==== Excerpted data ====

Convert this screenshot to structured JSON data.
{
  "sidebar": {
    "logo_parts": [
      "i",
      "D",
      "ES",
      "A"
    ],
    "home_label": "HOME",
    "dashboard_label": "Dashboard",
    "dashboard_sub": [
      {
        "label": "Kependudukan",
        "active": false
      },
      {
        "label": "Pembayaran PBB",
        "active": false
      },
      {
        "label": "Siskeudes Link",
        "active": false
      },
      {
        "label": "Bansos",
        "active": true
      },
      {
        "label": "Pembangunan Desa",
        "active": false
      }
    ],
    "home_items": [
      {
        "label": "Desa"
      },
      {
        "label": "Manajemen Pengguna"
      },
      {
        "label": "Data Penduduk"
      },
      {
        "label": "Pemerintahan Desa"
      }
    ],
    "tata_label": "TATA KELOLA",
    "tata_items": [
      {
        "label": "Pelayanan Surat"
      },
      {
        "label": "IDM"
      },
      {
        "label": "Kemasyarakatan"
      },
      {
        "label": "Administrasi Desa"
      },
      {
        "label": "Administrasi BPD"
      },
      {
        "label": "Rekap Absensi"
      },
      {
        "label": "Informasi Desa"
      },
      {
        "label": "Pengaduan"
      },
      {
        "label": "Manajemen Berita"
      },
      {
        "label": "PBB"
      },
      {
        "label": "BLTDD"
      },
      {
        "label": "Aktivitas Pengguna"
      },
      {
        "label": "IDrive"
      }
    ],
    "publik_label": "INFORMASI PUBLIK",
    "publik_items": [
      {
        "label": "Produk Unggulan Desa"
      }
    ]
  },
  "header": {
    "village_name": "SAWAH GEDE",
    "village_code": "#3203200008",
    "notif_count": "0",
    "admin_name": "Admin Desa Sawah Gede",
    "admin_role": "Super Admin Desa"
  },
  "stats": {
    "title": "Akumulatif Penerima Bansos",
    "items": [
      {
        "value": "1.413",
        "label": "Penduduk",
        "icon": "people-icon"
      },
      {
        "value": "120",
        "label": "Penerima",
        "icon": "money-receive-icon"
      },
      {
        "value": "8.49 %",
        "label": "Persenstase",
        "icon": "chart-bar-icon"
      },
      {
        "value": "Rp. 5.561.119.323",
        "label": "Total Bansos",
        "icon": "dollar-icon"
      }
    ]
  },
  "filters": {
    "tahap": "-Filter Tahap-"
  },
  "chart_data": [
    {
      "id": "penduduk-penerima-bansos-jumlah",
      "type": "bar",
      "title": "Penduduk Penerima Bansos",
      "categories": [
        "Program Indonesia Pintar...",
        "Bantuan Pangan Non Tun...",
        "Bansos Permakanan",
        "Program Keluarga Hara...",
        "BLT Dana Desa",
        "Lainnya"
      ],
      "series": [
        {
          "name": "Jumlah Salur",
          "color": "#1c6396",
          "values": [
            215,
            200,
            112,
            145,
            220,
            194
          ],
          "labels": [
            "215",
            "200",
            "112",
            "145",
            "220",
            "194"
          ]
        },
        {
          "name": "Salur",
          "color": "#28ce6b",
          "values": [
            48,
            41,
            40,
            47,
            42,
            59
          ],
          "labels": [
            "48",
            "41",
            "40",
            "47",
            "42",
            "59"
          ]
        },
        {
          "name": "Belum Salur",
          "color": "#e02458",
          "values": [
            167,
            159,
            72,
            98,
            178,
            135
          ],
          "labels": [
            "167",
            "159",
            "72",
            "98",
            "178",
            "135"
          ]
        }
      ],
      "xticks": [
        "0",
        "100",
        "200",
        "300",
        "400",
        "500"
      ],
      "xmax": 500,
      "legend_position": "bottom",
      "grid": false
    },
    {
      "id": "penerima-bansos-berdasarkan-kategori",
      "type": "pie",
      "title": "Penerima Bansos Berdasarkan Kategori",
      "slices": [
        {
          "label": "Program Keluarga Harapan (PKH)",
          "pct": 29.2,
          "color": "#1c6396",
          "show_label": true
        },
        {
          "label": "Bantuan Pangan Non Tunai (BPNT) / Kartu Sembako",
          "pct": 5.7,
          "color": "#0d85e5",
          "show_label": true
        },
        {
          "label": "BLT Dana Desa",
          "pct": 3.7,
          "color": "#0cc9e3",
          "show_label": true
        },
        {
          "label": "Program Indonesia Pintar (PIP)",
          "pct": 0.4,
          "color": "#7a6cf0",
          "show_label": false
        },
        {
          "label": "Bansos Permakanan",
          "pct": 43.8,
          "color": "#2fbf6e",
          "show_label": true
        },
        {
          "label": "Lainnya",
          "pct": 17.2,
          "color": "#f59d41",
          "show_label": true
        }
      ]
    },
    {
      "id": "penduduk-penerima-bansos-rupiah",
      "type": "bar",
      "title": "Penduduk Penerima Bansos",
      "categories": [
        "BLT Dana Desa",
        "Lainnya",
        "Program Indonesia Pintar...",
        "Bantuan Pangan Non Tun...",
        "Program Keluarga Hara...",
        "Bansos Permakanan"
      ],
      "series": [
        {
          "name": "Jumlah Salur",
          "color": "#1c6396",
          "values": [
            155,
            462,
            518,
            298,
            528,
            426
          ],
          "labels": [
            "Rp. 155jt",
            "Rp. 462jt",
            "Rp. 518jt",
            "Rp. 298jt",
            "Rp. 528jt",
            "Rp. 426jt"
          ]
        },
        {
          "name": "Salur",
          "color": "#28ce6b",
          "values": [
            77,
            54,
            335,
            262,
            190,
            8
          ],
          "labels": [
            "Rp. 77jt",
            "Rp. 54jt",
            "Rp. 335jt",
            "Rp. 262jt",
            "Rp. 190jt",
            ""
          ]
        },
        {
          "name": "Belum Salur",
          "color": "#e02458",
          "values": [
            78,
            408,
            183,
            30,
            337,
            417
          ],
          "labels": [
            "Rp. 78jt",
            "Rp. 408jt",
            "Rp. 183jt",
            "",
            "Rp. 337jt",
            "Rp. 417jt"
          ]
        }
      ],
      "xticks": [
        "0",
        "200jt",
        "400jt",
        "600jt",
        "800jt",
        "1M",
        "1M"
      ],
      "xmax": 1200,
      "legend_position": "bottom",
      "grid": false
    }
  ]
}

====

To be done: Copy out the full material exactly as it appears.

Finished exercise:
Convert this screenshot to structured JSON data.
{
  "sidebar": {
    "logo_parts": [
      "i",
      "D",
      "ES",
      "A"
    ],
    "home_label": "HOME",
    "dashboard_label": "Dashboard",
    "dashboard_sub": [
      {
        "label": "Kependudukan",
        "active": false
      },
      {
        "label": "Pembayaran PBB",
        "active": false
      },
      {
        "label": "Siskeudes Link",
        "active": false
      },
      {
        "label": "Bansos",
        "active": true
      },
      {
        "label": "Pembangunan Desa",
        "active": false
      }
    ],
    "home_items": [
      {
        "label": "Desa"
      },
      {
        "label": "Manajemen Pengguna"
      },
      {
        "label": "Data Penduduk"
      },
      {
        "label": "Pemerintahan Desa"
      }
    ],
    "tata_label": "TATA KELOLA",
    "tata_items": [
      {
        "label": "Pelayanan Surat"
      },
      {
        "label": "IDM"
      },
      {
        "label": "Kemasyarakatan"
      },
      {
        "label": "Administrasi Desa"
      },
      {
        "label": "Administrasi BPD"
      },
      {
        "label": "Rekap Absensi"
      },
      {
        "label": "Informasi Desa"
      },
      {
        "label": "Pengaduan"
      },
      {
        "label": "Manajemen Berita"
      },
      {
        "label": "PBB"
      },
      {
        "label": "BLTDD"
      },
      {
        "label": "Aktivitas Pengguna"
      },
      {
        "label": "IDrive"
      }
    ],
    "publik_label": "INFORMASI PUBLIK",
    "publik_items": [
      {
        "label": "Produk Unggulan Desa"
      }
    ]
  },
  "header": {
    "village_name": "SAWAH GEDE",
    "village_code": "#3203200008",
    "notif_count": "0",
    "admin_name": "Admin Desa Sawah Gede",
    "admin_role": "Super Admin Desa"
  },
  "stats": {
    "title": "Akumulatif Penerima Bansos",
    "items": [
      {
        "value": "1.413",
        "label": "Penduduk",
        "icon": "people-icon"
      },
      {
        "value": "120",
        "label": "Penerima",
        "icon": "money-receive-icon"
      },
      {
        "value": "8.49 %",
        "label": "Persenstase",
        "icon": "chart-bar-icon"
      },
      {
        "value": "Rp. 5.561.119.323",
        "label": "Total Bansos",
        "icon": "dollar-icon"
      }
    ]
  },
  "filters": {
    "tahap": "-Filter Tahap-"
  },
  "chart_data": [
    {
      "id": "penduduk-penerima-bansos-jumlah",
      "type": "bar",
      "title": "Penduduk Penerima Bansos",
      "categories": [
        "Program Indonesia Pintar...",
        "Bantuan Pangan Non Tun...",
        "Bansos Permakanan",
        "Program Keluarga Hara...",
        "BLT Dana Desa",
        "Lainnya"
      ],
      "series": [
        {
          "name": "Jumlah Salur",
          "color": "#1c6396",
          "values": [
            215,
            200,
            112,
            145,
            220,
            194
          ],
          "labels": [
            "215",
            "200",
            "112",
            "145",
            "220",
            "194"
          ]
        },
        {
          "name": "Salur",
          "color": "#28ce6b",
          "values": [
            48,
            41,
            40,
            47,
            42,
            59
          ],
          "labels": [
            "48",
            "41",
            "40",
            "47",
            "42",
            "59"
          ]
        },
        {
          "name": "Belum Salur",
          "color": "#e02458",
          "values": [
            167,
            159,
            72,
            98,
            178,
            135
          ],
          "labels": [
            "167",
            "159",
            "72",
            "98",
            "178",
            "135"
          ]
        }
      ],
      "xticks": [
        "0",
        "100",
        "200",
        "300",
        "400",
        "500"
      ],
      "xmax": 500,
      "legend_position": "bottom",
      "grid": false
    },
    {
      "id": "penerima-bansos-berdasarkan-kategori",
      "type": "pie",
      "title": "Penerima Bansos Berdasarkan Kategori",
      "slices": [
        {
          "label": "Program Keluarga Harapan (PKH)",
          "pct": 29.2,
          "color": "#1c6396",
          "show_label": true
        },
        {
          "label": "Bantuan Pangan Non Tunai (BPNT) / Kartu Sembako",
          "pct": 5.7,
          "color": "#0d85e5",
          "show_label": true
        },
        {
          "label": "BLT Dana Desa",
          "pct": 3.7,
          "color": "#0cc9e3",
          "show_label": true
        },
        {
          "label": "Program Indonesia Pintar (PIP)",
          "pct": 0.4,
          "color": "#7a6cf0",
          "show_label": false
        },
        {
          "label": "Bansos Permakanan",
          "pct": 43.8,
          "color": "#2fbf6e",
          "show_label": true
        },
        {
          "label": "Lainnya",
          "pct": 17.2,
          "color": "#f59d41",
          "show_label": true
        }
      ]
    },
    {
      "id": "penduduk-penerima-bansos-rupiah",
      "type": "bar",
      "title": "Penduduk Penerima Bansos",
      "categories": [
        "BLT Dana Desa",
        "Lainnya",
        "Program Indonesia Pintar...",
        "Bantuan Pangan Non Tun...",
        "Program Keluarga Hara...",
        "Bansos Permakanan"
      ],
      "series": [
        {
          "name": "Jumlah Salur",
          "color": "#1c6396",
          "values": [
            155,
            462,
            518,
            298,
            528,
            426
          ],
          "labels": [
            "Rp. 155jt",
            "Rp. 462jt",
            "Rp. 518jt",
            "Rp. 298jt",
            "Rp. 528jt",
            "Rp. 426jt"
          ]
        },
        {
          "name": "Salur",
          "color": "#28ce6b",
          "values": [
            77,
            54,
            335,
            262,
            190,
            8
          ],
          "labels": [
            "Rp. 77jt",
            "Rp. 54jt",
            "Rp. 335jt",
            "Rp. 262jt",
            "Rp. 190jt",
            ""
          ]
        },
        {
          "name": "Belum Salur",
          "color": "#e02458",
          "values": [
            78,
            408,
            183,
            30,
            337,
            417
          ],
          "labels": [
            "Rp. 78jt",
            "Rp. 408jt",
            "Rp. 183jt",
            "",
            "Rp. 337jt",
            "Rp. 417jt"
          ]
        }
      ],
      "xticks": [
        "0",
        "200jt",
        "400jt",
        "600jt",
        "800jt",
        "1M",
        "1M"
      ],
      "xmax": 1200,
      "legend_position": "bottom",
      "grid": false
    }
  ]
}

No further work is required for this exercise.